### What you are asked to do:
Below is a block of records; reproduce all of them exactly and leave out any pictures.

### Record extracts:
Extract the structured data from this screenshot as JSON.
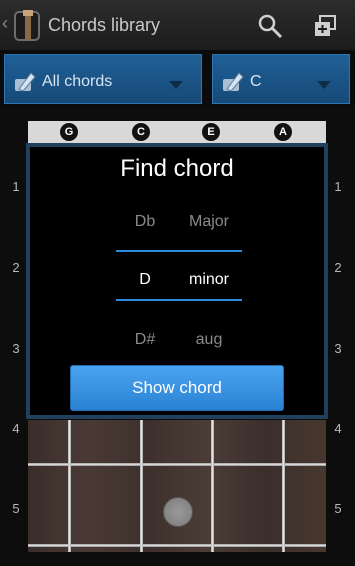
{
  "actionbar": {
    "title": "Chords library"
  },
  "filters": {
    "category": "All chords",
    "root": "C"
  },
  "fretboard": {
    "strings": [
      "G",
      "C",
      "E",
      "A"
    ],
    "fret_numbers": [
      "1",
      "2",
      "3",
      "4",
      "5"
    ]
  },
  "dialog": {
    "title": "Find chord",
    "note_options": [
      "Db",
      "D",
      "D#"
    ],
    "quality_options": [
      "Major",
      "minor",
      "aug"
    ],
    "selected_note": "D",
    "selected_quality": "minor",
    "button": "Show chord"
  },
  "colors": {
    "accent": "#2a8be0",
    "spinner": "#1f5f96"
  }
}
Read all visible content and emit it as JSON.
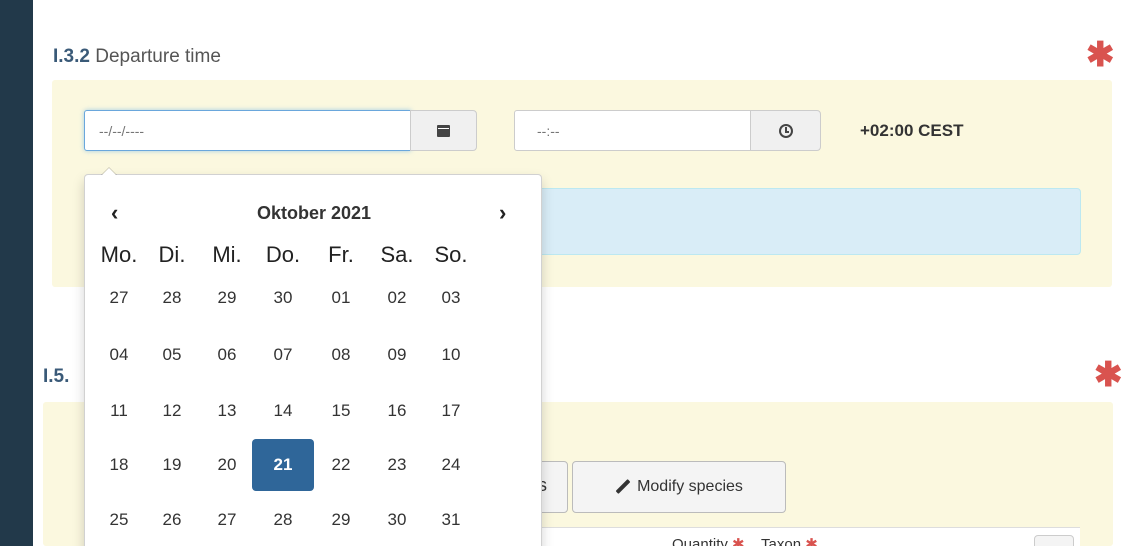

### In response:
Extract the structured data from this screenshot as JSON.
{
  "actionbar": {
    "title": "Chords library"
  },
  "filters": {
    "category": "All chords",
    "root": "C"
  },
  "fretboard": {
    "strings": [
      "G",
      "C",
      "E",
      "A"
    ],
    "fret_numbers": [
      "1",
      "2",
      "3",
      "4",
      "5"
    ]
  },
  "dialog": {
    "title": "Find chord",
    "note_options": [
      "Db",
      "D",
      "D#"
    ],
    "quality_options": [
      "Major",
      "minor",
      "aug"
    ],
    "selected_note": "D",
    "selected_quality": "minor",
    "button": "Show chord"
  },
  "colors": {
    "accent": "#2a8be0",
    "spinner": "#1f5f96"
  }
}
Read all visible content and emit it as JSON.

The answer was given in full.